>> Start
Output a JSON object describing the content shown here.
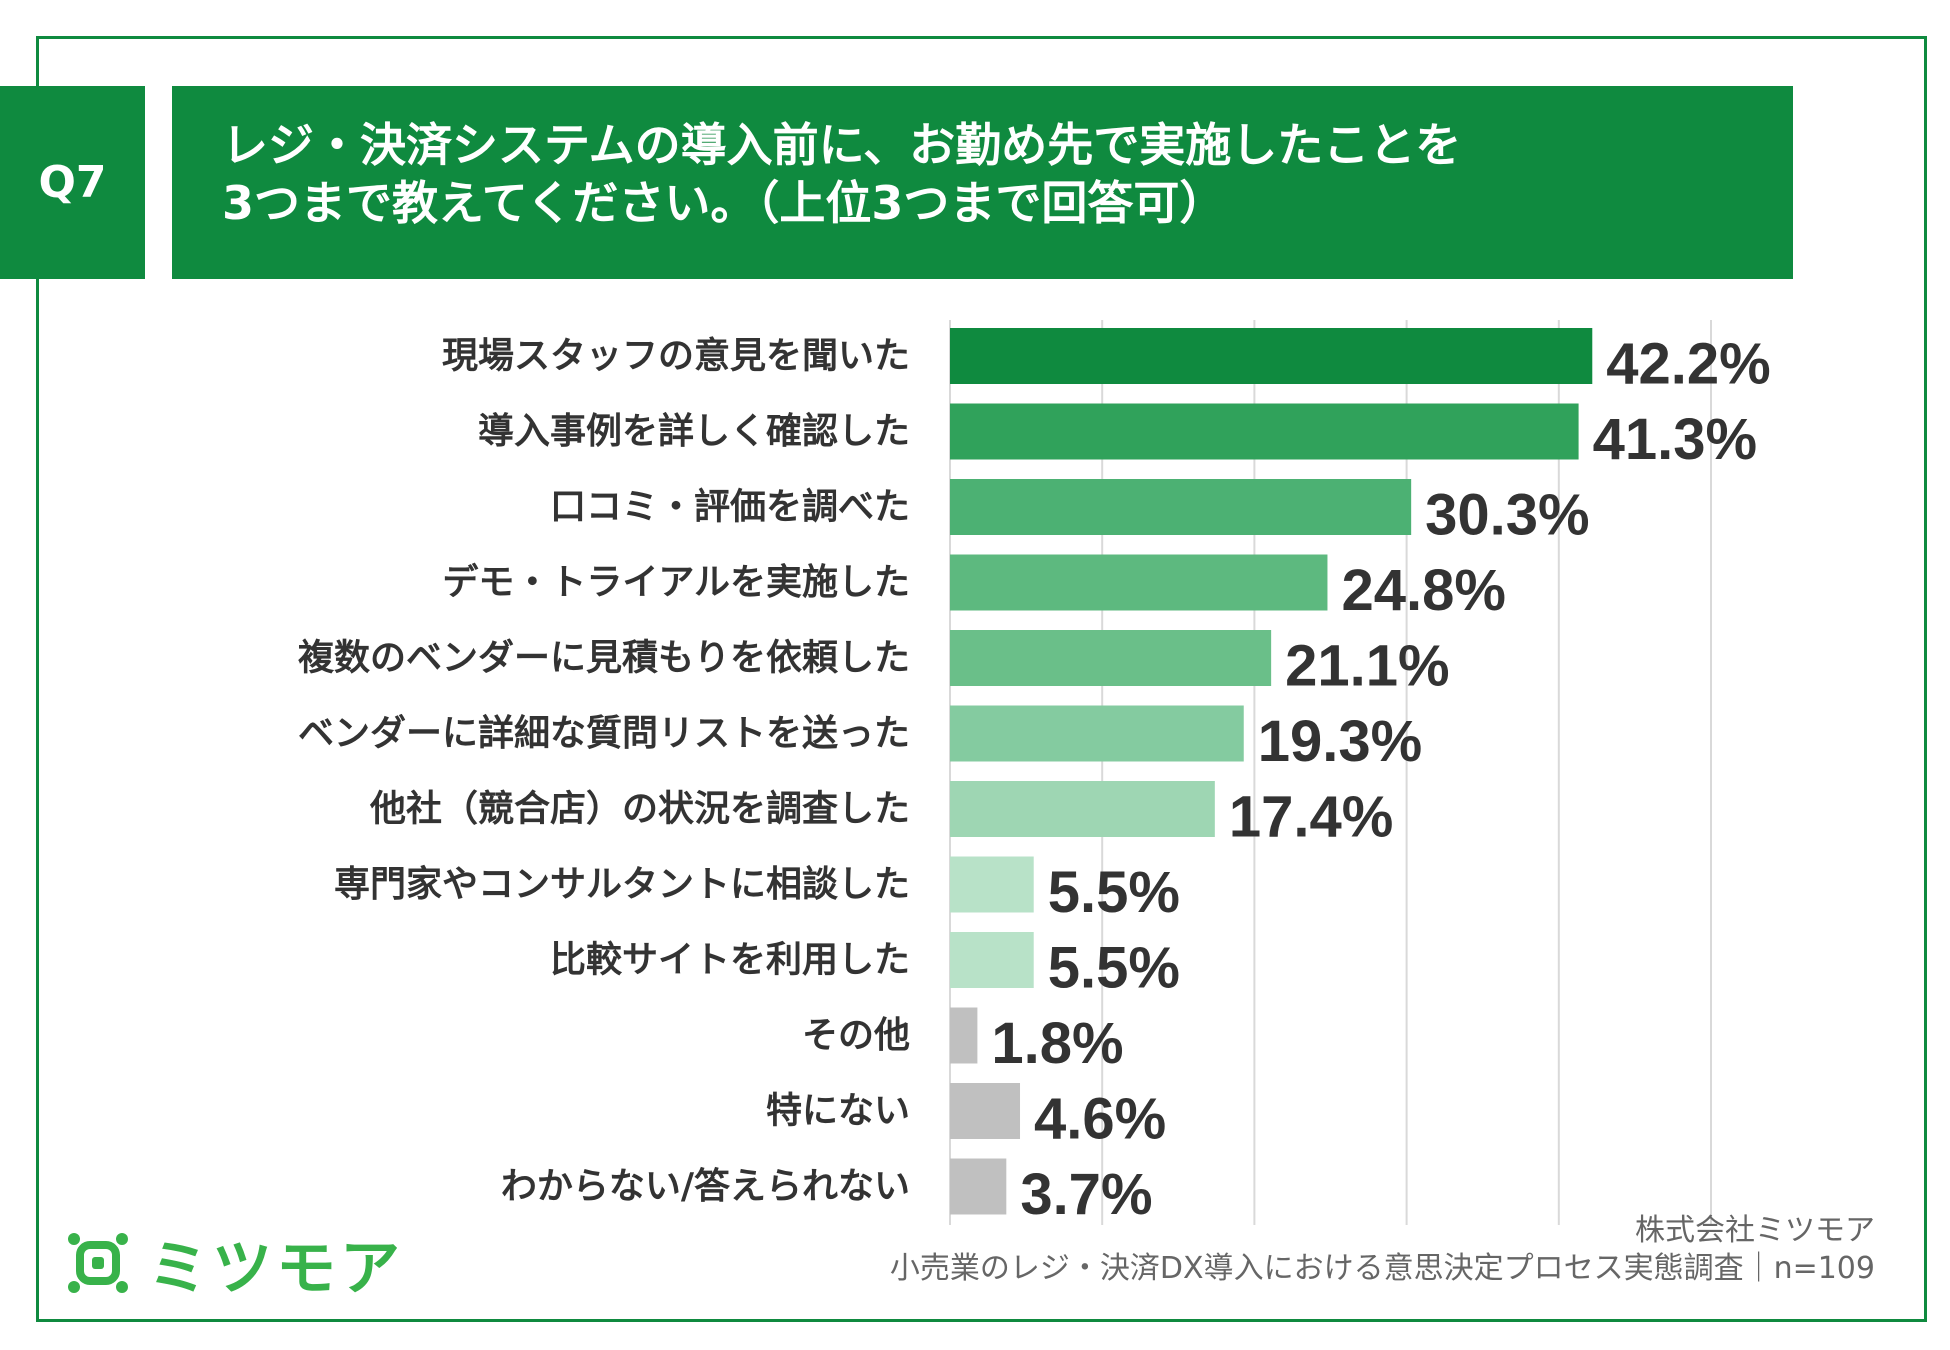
{
  "header": {
    "question_number": "Q7",
    "title_line1": "レジ・決済システムの導入前に、お勤め先で実施したことを",
    "title_line2": "3つまで教えてください。（上位3つまで回答可）"
  },
  "chart_data": {
    "type": "bar",
    "orientation": "horizontal",
    "title": "レジ・決済システムの導入前に、お勤め先で実施したことを3つまで教えてください。（上位3つまで回答可）",
    "categories": [
      "現場スタッフの意見を聞いた",
      "導入事例を詳しく確認した",
      "口コミ・評価を調べた",
      "デモ・トライアルを実施した",
      "複数のベンダーに見積もりを依頼した",
      "ベンダーに詳細な質問リストを送った",
      "他社（競合店）の状況を調査した",
      "専門家やコンサルタントに相談した",
      "比較サイトを利用した",
      "その他",
      "特にない",
      "わからない/答えられない"
    ],
    "values": [
      42.2,
      41.3,
      30.3,
      24.8,
      21.1,
      19.3,
      17.4,
      5.5,
      5.5,
      1.8,
      4.6,
      3.7
    ],
    "value_labels": [
      "42.2%",
      "41.3%",
      "30.3%",
      "24.8%",
      "21.1%",
      "19.3%",
      "17.4%",
      "5.5%",
      "5.5%",
      "1.8%",
      "4.6%",
      "3.7%"
    ],
    "colors": [
      "#0f8a3f",
      "#30a25b",
      "#4cb173",
      "#5db97f",
      "#6abf89",
      "#84cba0",
      "#9ed6b3",
      "#b8e2c8",
      "#b8e2c8",
      "#c0c0c0",
      "#c0c0c0",
      "#c0c0c0"
    ],
    "xlim": [
      0,
      50
    ],
    "grid": true,
    "unit": "%"
  },
  "brand": {
    "logo_text": "ミツモア",
    "logo_color": "#38b24a",
    "accent_color": "#0f8a3f"
  },
  "footer": {
    "company": "株式会社ミツモア",
    "source": "小売業のレジ・決済DX導入における意思決定プロセス実態調査｜n=109"
  }
}
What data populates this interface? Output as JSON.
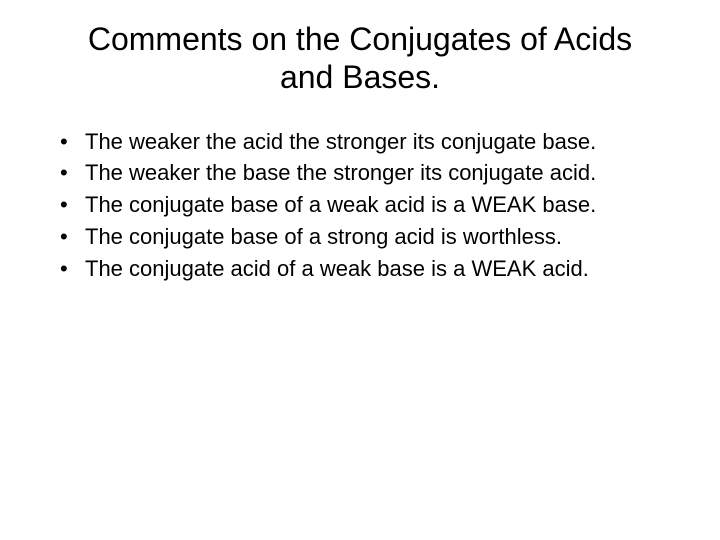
{
  "slide": {
    "title": "Comments on the Conjugates of Acids and Bases.",
    "bullets": [
      "The weaker the acid the stronger its conjugate base.",
      "The weaker the base the stronger its conjugate acid.",
      "The conjugate base of a weak acid is a WEAK base.",
      "The conjugate base of a strong acid is worthless.",
      "The conjugate acid of a weak base is a WEAK acid."
    ]
  },
  "styling": {
    "background_color": "#ffffff",
    "text_color": "#000000",
    "title_fontsize": 32,
    "bullet_fontsize": 22,
    "font_family": "Arial"
  }
}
>> End
Task goal: Return all of the data exactly as written, and drop the pictures.

Response to this exercise:
Output a JSON object describing the content shown here.
{
  "header": {
    "question_number": "Q7",
    "title_line1": "レジ・決済システムの導入前に、お勤め先で実施したことを",
    "title_line2": "3つまで教えてください。（上位3つまで回答可）"
  },
  "chart_data": {
    "type": "bar",
    "orientation": "horizontal",
    "title": "レジ・決済システムの導入前に、お勤め先で実施したことを3つまで教えてください。（上位3つまで回答可）",
    "categories": [
      "現場スタッフの意見を聞いた",
      "導入事例を詳しく確認した",
      "口コミ・評価を調べた",
      "デモ・トライアルを実施した",
      "複数のベンダーに見積もりを依頼した",
      "ベンダーに詳細な質問リストを送った",
      "他社（競合店）の状況を調査した",
      "専門家やコンサルタントに相談した",
      "比較サイトを利用した",
      "その他",
      "特にない",
      "わからない/答えられない"
    ],
    "values": [
      42.2,
      41.3,
      30.3,
      24.8,
      21.1,
      19.3,
      17.4,
      5.5,
      5.5,
      1.8,
      4.6,
      3.7
    ],
    "value_labels": [
      "42.2%",
      "41.3%",
      "30.3%",
      "24.8%",
      "21.1%",
      "19.3%",
      "17.4%",
      "5.5%",
      "5.5%",
      "1.8%",
      "4.6%",
      "3.7%"
    ],
    "colors": [
      "#0f8a3f",
      "#30a25b",
      "#4cb173",
      "#5db97f",
      "#6abf89",
      "#84cba0",
      "#9ed6b3",
      "#b8e2c8",
      "#b8e2c8",
      "#c0c0c0",
      "#c0c0c0",
      "#c0c0c0"
    ],
    "xlim": [
      0,
      50
    ],
    "grid": true,
    "unit": "%"
  },
  "brand": {
    "logo_text": "ミツモア",
    "logo_color": "#38b24a",
    "accent_color": "#0f8a3f"
  },
  "footer": {
    "company": "株式会社ミツモア",
    "source": "小売業のレジ・決済DX導入における意思決定プロセス実態調査｜n=109"
  }
}
What data populates this interface? Output as JSON.
{
  "slide": {
    "title": "Comments on the Conjugates of Acids and Bases.",
    "bullets": [
      "The weaker the acid the stronger its conjugate base.",
      "The weaker the base the stronger its conjugate acid.",
      "The conjugate base of a weak acid is a WEAK base.",
      "The conjugate base of a strong acid is worthless.",
      "The conjugate acid of a weak base is a WEAK acid."
    ]
  },
  "styling": {
    "background_color": "#ffffff",
    "text_color": "#000000",
    "title_fontsize": 32,
    "bullet_fontsize": 22,
    "font_family": "Arial"
  }
}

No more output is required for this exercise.